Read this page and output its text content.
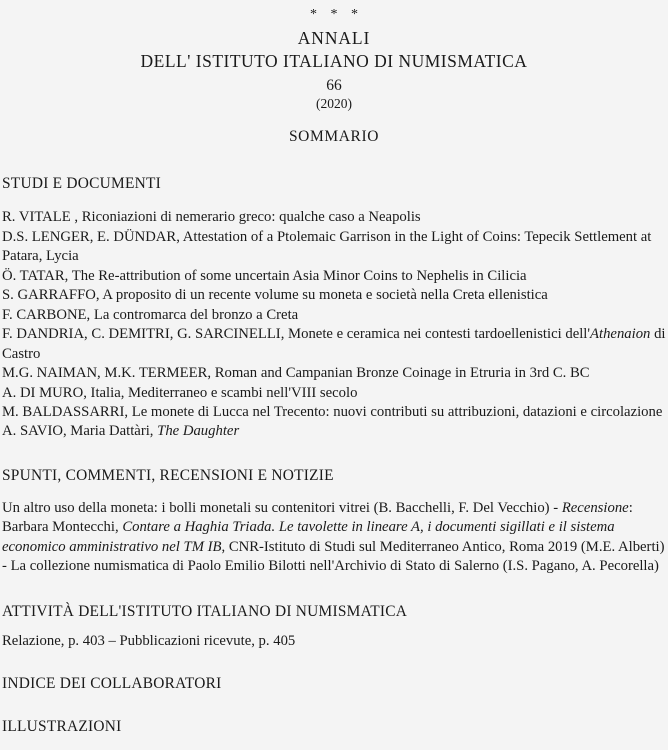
* * *
ANNALI
DELL' ISTITUTO ITALIANO DI NUMISMATICA
66
(2020)
SOMMARIO
STUDI E DOCUMENTI
R. VITALE , Riconiazioni di nemerario greco: qualche caso a Neapolis
D.S. LENGER, E. DÜNDAR, Attestation of a Ptolemaic Garrison in the Light of Coins: Tepecik Settlement at Patara, Lycia
Ö. TATAR, The Re-attribution of some uncertain Asia Minor Coins to Nephelis in Cilicia
S. GARRAFFO, A proposito di un recente volume su moneta e società nella Creta ellenistica
F. CARBONE, La contromarca del bronzo a Creta
F. DANDRIA, C. DEMITRI, G. SARCINELLI, Monete e ceramica nei contesti tardoellenistici dell'Athenaion di Castro
M.G. NAIMAN, M.K. TERMEER, Roman and Campanian Bronze Coinage in Etruria in 3rd C. BC
A. DI MURO, Italia, Mediterraneo e scambi nell'VIII secolo
M. BALDASSARRI, Le monete di Lucca nel Trecento: nuovi contributi su attribuzioni, datazioni e circolazione
A. SAVIO, Maria Dattàri, The Daughter
SPUNTI, COMMENTI, RECENSIONI E NOTIZIE

Un altro uso della moneta: i bolli monetali su contenitori vitrei (B. Bacchelli, F. Del Vecchio) - Recensione: Barbara Montecchi, Contare a Haghia Triada. Le tavolette in lineare A, i documenti sigillati e il sistema economico amministrativo nel TM IB, CNR-Istituto di Studi sul Mediterraneo Antico, Roma 2019 (M.E. Alberti) - La collezione numismatica di Paolo Emilio Bilotti nell'Archivio di Stato di Salerno (I.S. Pagano, A. Pecorella)

ATTIVITÀ DELL'ISTITUTO ITALIANO DI NUMISMATICA

Relazione, p. 403 – Pubblicazioni ricevute, p. 405

INDICE DEI COLLABORATORI
ILLUSTRAZIONI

■ WHAT YOU ARE ASKED TO DO:
Exclude the pictures. Write out the remaining data exactly.

■ WORKED ANSWER:
Read this page and output its text content.
* * *
ANNALI
DELL' ISTITUTO ITALIANO DI NUMISMATICA
66
(2020)
SOMMARIO
STUDI E DOCUMENTI
R. VITALE , Riconiazioni di nemerario greco: qualche caso a Neapolis
D.S. LENGER, E. DÜNDAR, Attestation of a Ptolemaic Garrison in the Light of Coins: Tepecik Settlement at Patara, Lycia
Ö. TATAR, The Re-attribution of some uncertain Asia Minor Coins to Nephelis in Cilicia
S. GARRAFFO, A proposito di un recente volume su moneta e società nella Creta ellenistica
F. CARBONE, La contromarca del bronzo a Creta
F. DANDRIA, C. DEMITRI, G. SARCINELLI, Monete e ceramica nei contesti tardoellenistici dell'Athenaion di Castro
M.G. NAIMAN, M.K. TERMEER, Roman and Campanian Bronze Coinage in Etruria in 3rd C. BC
A. DI MURO, Italia, Mediterraneo e scambi nell'VIII secolo
M. BALDASSARRI, Le monete di Lucca nel Trecento: nuovi contributi su attribuzioni, datazioni e circolazione
A. SAVIO, Maria Dattàri, The Daughter
SPUNTI, COMMENTI, RECENSIONI E NOTIZIE

Un altro uso della moneta: i bolli monetali su contenitori vitrei (B. Bacchelli, F. Del Vecchio) - Recensione: Barbara Montecchi, Contare a Haghia Triada. Le tavolette in lineare A, i documenti sigillati e il sistema economico amministrativo nel TM IB, CNR-Istituto di Studi sul Mediterraneo Antico, Roma 2019 (M.E. Alberti) - La collezione numismatica di Paolo Emilio Bilotti nell'Archivio di Stato di Salerno (I.S. Pagano, A. Pecorella)

ATTIVITÀ DELL'ISTITUTO ITALIANO DI NUMISMATICA

Relazione, p. 403 – Pubblicazioni ricevute, p. 405

INDICE DEI COLLABORATORI
ILLUSTRAZIONI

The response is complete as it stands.